- Given request -
Give only one thing: the number of lines that include the word "Dresdner".

++++++++

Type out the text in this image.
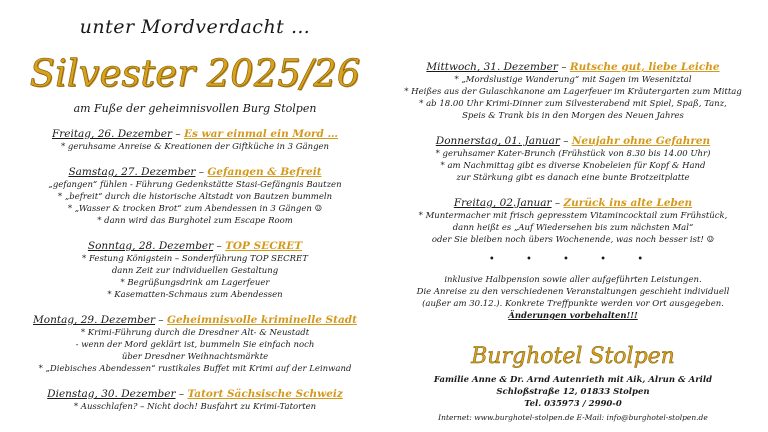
unter Mordverdacht …
Silvester 2025/26
am Fuße der geheimnisvollen Burg Stolpen
Freitag, 26. Dezember – Es war einmal ein Mord …
* geruhsame Anreise & Kreationen der Giftküche in 3 Gängen
Samstag, 27. Dezember – Gefangen & Befreit
„gefangen“ fühlen - Führung Gedenkstätte Stasi-Gefängnis Bautzen
* „befreit“ durch die historische Altstadt von Bautzen bummeln
* „Wasser & trocken Brot“ zum Abendessen in 3 Gängen ☺
* dann wird das Burghotel zum Escape Room
Sonntag, 28. Dezember – TOP SECRET
* Festung Königstein – Sonderführung TOP SECRET
dann Zeit zur individuellen Gestaltung
* Begrüßungsdrink am Lagerfeuer
* Kasematten-Schmaus zum Abendessen
Montag, 29. Dezember – Geheimnisvolle kriminelle Stadt
* Krimi-Führung durch die Dresdner Alt- & Neustadt
- wenn der Mord geklärt ist, bummeln Sie einfach noch
über Dresdner Weihnachtsmärkte
* „Diebisches Abendessen“ rustikales Buffet mit Krimi auf der Leinwand
Dienstag, 30. Dezember – Tatort Sächsische Schweiz
* Ausschlafen? – Nicht doch! Busfahrt zu Krimi-Tatorten
Mittwoch, 31. Dezember – Rutsche gut, liebe Leiche
* „Mordslustige Wanderung“ mit Sagen im Wesenitztal
* Heißes aus der Gulaschkanone am Lagerfeuer im Kräutergarten zum Mittag
* ab 18.00 Uhr Krimi-Dinner zum Silvesterabend mit Spiel, Spaß, Tanz,
Speis & Trank bis in den Morgen des Neuen Jahres
Donnerstag, 01. Januar – Neujahr ohne Gefahren
* geruhsamer Kater-Brunch (Frühstück von 8.30 bis 14.00 Uhr)
* am Nachmittag gibt es diverse Knobeleien für Kopf & Hand
zur Stärkung gibt es danach eine bunte Brotzeitplatte
Freitag, 02.Januar – Zurück ins alte Leben
* Muntermacher mit frisch gepresstem Vitamincocktail zum Frühstück,
dann heißt es „Auf Wiedersehen bis zum nächsten Mal“
oder Sie bleiben noch übers Wochenende, was noch besser ist! ☺
• • • • •
inklusive Halbpension sowie aller aufgeführten Leistungen.
Die Anreise zu den verschiedenen Veranstaltungen geschieht individuell
(außer am 30.12.). Konkrete Treffpunkte werden vor Ort ausgegeben.
Änderungen vorbehalten!!!
Burghotel Stolpen
Familie Anne & Dr. Arnd Autenrieth mit Aik, Alrun & Arild
Schloßstraße 12, 01833 Stolpen
Tel. 035973 / 2990-0
Internet: www.burghotel-stolpen.de E-Mail: info@burghotel-stolpen.de
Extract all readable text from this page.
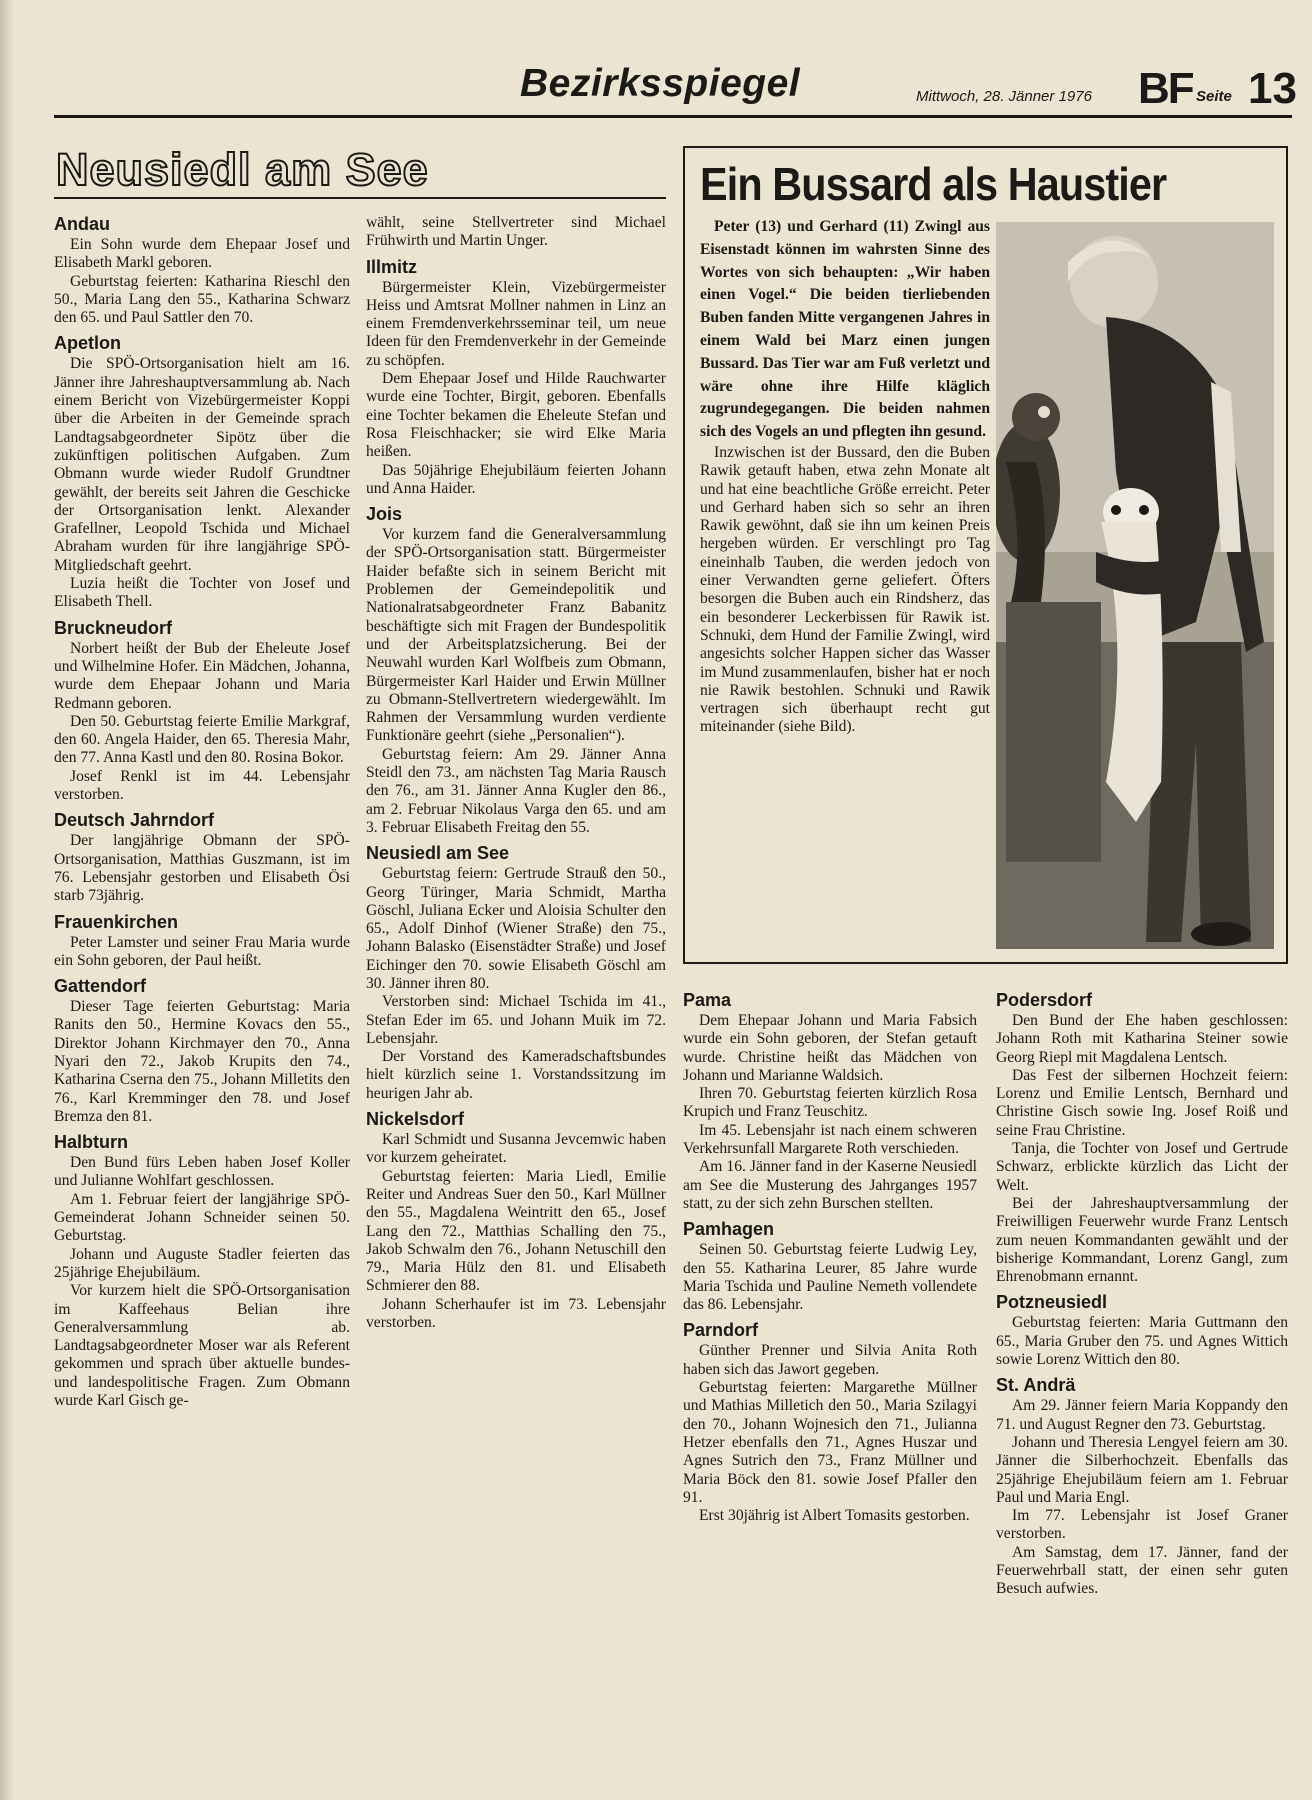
Bezirksspiegel	Mittwoch, 28. Jänner 1976 BF Seite 13
Neusiedl am See
Andau

Ein Sohn wurde dem Ehepaar Josef und Elisabeth Markl geboren.

Geburtstag feierten: Katharina Rieschl den 50., Maria Lang den 55., Katharina Schwarz den 65. und Paul Sattler den 70.

Apetlon

Die SPÖ-Ortsorganisation hielt am 16. Jänner ihre Jahreshauptversammlung ab. Nach einem Bericht von Vizebürgermeister Koppi über die Arbeiten in der Gemeinde sprach Landtagsabgeordneter Sipötz über die zukünftigen politischen Aufgaben. Zum Obmann wurde wieder Rudolf Grundtner gewählt, der bereits seit Jahren die Geschicke der Ortsorganisation lenkt. Alexander Grafellner, Leopold Tschida und Michael Abraham wurden für ihre langjährige SPÖ-Mitgliedschaft geehrt.

Luzia heißt die Tochter von Josef und Elisabeth Thell.

Bruckneudorf

Norbert heißt der Bub der Eheleute Josef und Wilhelmine Hofer. Ein Mädchen, Johanna, wurde dem Ehepaar Johann und Maria Redmann geboren.

Den 50. Geburtstag feierte Emilie Markgraf, den 60. Angela Haider, den 65. Theresia Mahr, den 77. Anna Kastl und den 80. Rosina Bokor.

Josef Renkl ist im 44. Lebensjahr verstorben.

Deutsch Jahrndorf

Der langjährige Obmann der SPÖ-Ortsorganisation, Matthias Guszmann, ist im 76. Lebensjahr gestorben und Elisabeth Ösi starb 73jährig.

Frauenkirchen

Peter Lamster und seiner Frau Maria wurde ein Sohn geboren, der Paul heißt.

Gattendorf

Dieser Tage feierten Geburtstag: Maria Ranits den 50., Hermine Kovacs den 55., Direktor Johann Kirchmayer den 70., Anna Nyari den 72., Jakob Krupits den 74., Katharina Cserna den 75., Johann Milletits den 76., Karl Kremminger den 78. und Josef Bremza den 81.

Halbturn

Den Bund fürs Leben haben Josef Koller und Julianne Wohlfart geschlossen.

Am 1. Februar feiert der langjährige SPÖ-Gemeinderat Johann Schneider seinen 50. Geburtstag.

Johann und Auguste Stadler feierten das 25jährige Ehejubiläum.

Vor kurzem hielt die SPÖ-Ortsorganisation im Kaffeehaus Belian ihre Generalversammlung ab. Landtagsabgeordneter Moser war als Referent gekommen und sprach über aktuelle bundes- und landespolitische Fragen. Zum Obmann wurde Karl Gisch ge-

wählt, seine Stellvertreter sind Michael Frühwirth und Martin Unger.

Illmitz

Bürgermeister Klein, Vizebürgermeister Heiss und Amtsrat Mollner nahmen in Linz an einem Fremdenverkehrsseminar teil, um neue Ideen für den Fremdenverkehr in der Gemeinde zu schöpfen.

Dem Ehepaar Josef und Hilde Rauchwarter wurde eine Tochter, Birgit, geboren. Ebenfalls eine Tochter bekamen die Eheleute Stefan und Rosa Fleischhacker; sie wird Elke Maria heißen.

Das 50jährige Ehejubiläum feierten Johann und Anna Haider.

Jois

Vor kurzem fand die Generalversammlung der SPÖ-Ortsorganisation statt. Bürgermeister Haider befaßte sich in seinem Bericht mit Problemen der Gemeindepolitik und Nationalratsabgeordneter Franz Babanitz beschäftigte sich mit Fragen der Bundespolitik und der Arbeitsplatzsicherung. Bei der Neuwahl wurden Karl Wolfbeis zum Obmann, Bürgermeister Karl Haider und Erwin Müllner zu Obmann-Stellvertretern wiedergewählt. Im Rahmen der Versammlung wurden verdiente Funktionäre geehrt (siehe „Personalien“).

Geburtstag feiern: Am 29. Jänner Anna Steidl den 73., am nächsten Tag Maria Rausch den 76., am 31. Jänner Anna Kugler den 86., am 2. Februar Nikolaus Varga den 65. und am 3. Februar Elisabeth Freitag den 55.

Neusiedl am See

Geburtstag feiern: Gertrude Strauß den 50., Georg Türinger, Maria Schmidt, Martha Göschl, Juliana Ecker und Aloisia Schulter den 65., Adolf Dinhof (Wiener Straße) den 75., Johann Balasko (Eisenstädter Straße) und Josef Eichinger den 70. sowie Elisabeth Göschl am 30. Jänner ihren 80.

Verstorben sind: Michael Tschida im 41., Stefan Eder im 65. und Johann Muik im 72. Lebensjahr.

Der Vorstand des Kameradschaftsbundes hielt kürzlich seine 1. Vorstandssitzung im heurigen Jahr ab.

Nickelsdorf

Karl Schmidt und Susanna Jevcemwic haben vor kurzem geheiratet.

Geburtstag feierten: Maria Liedl, Emilie Reiter und Andreas Suer den 50., Karl Müllner den 55., Magdalena Weintritt den 65., Josef Lang den 72., Matthias Schalling den 75., Jakob Schwalm den 76., Johann Netuschill den 79., Maria Hülz den 81. und Elisabeth Schmierer den 88.

Johann Scherhaufer ist im 73. Lebensjahr verstorben.

Ein Bussard als Haustier

Peter (13) und Gerhard (11) Zwingl aus Eisenstadt können im wahrsten Sinne des Wortes von sich behaupten: „Wir haben einen Vogel.“ Die beiden tierliebenden Buben fanden Mitte vergangenen Jahres in einem Wald bei Marz einen jungen Bussard. Das Tier war am Fuß verletzt und wäre ohne ihre Hilfe kläglich zugrundegegangen. Die beiden nahmen sich des Vogels an und pflegten ihn gesund.

Inzwischen ist der Bussard, den die Buben Rawik getauft haben, etwa zehn Monate alt und hat eine beachtliche Größe erreicht. Peter und Gerhard haben sich so sehr an ihren Rawik gewöhnt, daß sie ihn um keinen Preis hergeben würden. Er verschlingt pro Tag eineinhalb Tauben, die werden jedoch von einer Verwandten gerne geliefert. Öfters besorgen die Buben auch ein Rindsherz, das ein besonderer Leckerbissen für Rawik ist. Schnuki, dem Hund der Familie Zwingl, wird angesichts solcher Happen sicher das Wasser im Mund zusammenlaufen, bisher hat er noch nie Rawik bestohlen. Schnuki und Rawik vertragen sich überhaupt recht gut miteinander (siehe Bild).

Pama

Dem Ehepaar Johann und Maria Fabsich wurde ein Sohn geboren, der Stefan getauft wurde. Christine heißt das Mädchen von Johann und Marianne Waldsich.

Ihren 70. Geburtstag feierten kürzlich Rosa Krupich und Franz Teuschitz.

Im 45. Lebensjahr ist nach einem schweren Verkehrsunfall Margarete Roth verschieden.

Am 16. Jänner fand in der Kaserne Neusiedl am See die Musterung des Jahrganges 1957 statt, zu der sich zehn Burschen stellten.

Pamhagen

Seinen 50. Geburtstag feierte Ludwig Ley, den 55. Katharina Leurer, 85 Jahre wurde Maria Tschida und Pauline Nemeth vollendete das 86. Lebensjahr.

Parndorf

Günther Prenner und Silvia Anita Roth haben sich das Jawort gegeben.

Geburtstag feierten: Margarethe Müllner und Mathias Milletich den 50., Maria Szilagyi den 70., Johann Wojnesich den 71., Julianna Hetzer ebenfalls den 71., Agnes Huszar und Agnes Sutrich den 73., Franz Müllner und Maria Böck den 81. sowie Josef Pfaller den 91.

Erst 30jährig ist Albert Tomasits gestorben.

Podersdorf

Den Bund der Ehe haben geschlossen: Johann Roth mit Katharina Steiner sowie Georg Riepl mit Magdalena Lentsch.

Das Fest der silbernen Hochzeit feiern: Lorenz und Emilie Lentsch, Bernhard und Christine Gisch sowie Ing. Josef Roiß und seine Frau Christine.

Tanja, die Tochter von Josef und Gertrude Schwarz, erblickte kürzlich das Licht der Welt.

Bei der Jahreshauptversammlung der Freiwilligen Feuerwehr wurde Franz Lentsch zum neuen Kommandanten gewählt und der bisherige Kommandant, Lorenz Gangl, zum Ehrenobmann ernannt.

Potzneusiedl

Geburtstag feierten: Maria Guttmann den 65., Maria Gruber den 75. und Agnes Wittich sowie Lorenz Wittich den 80.

St. Andrä

Am 29. Jänner feiern Maria Koppandy den 71. und August Regner den 73. Geburtstag.

Johann und Theresia Lengyel feiern am 30. Jänner die Silberhochzeit. Ebenfalls das 25jährige Ehejubiläum feiern am 1. Februar Paul und Maria Engl.

Im 77. Lebensjahr ist Josef Graner verstorben.

Am Samstag, dem 17. Jänner, fand der Feuerwehrball statt, der einen sehr guten Besuch aufwies.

++++++++

- Solution to this task -
2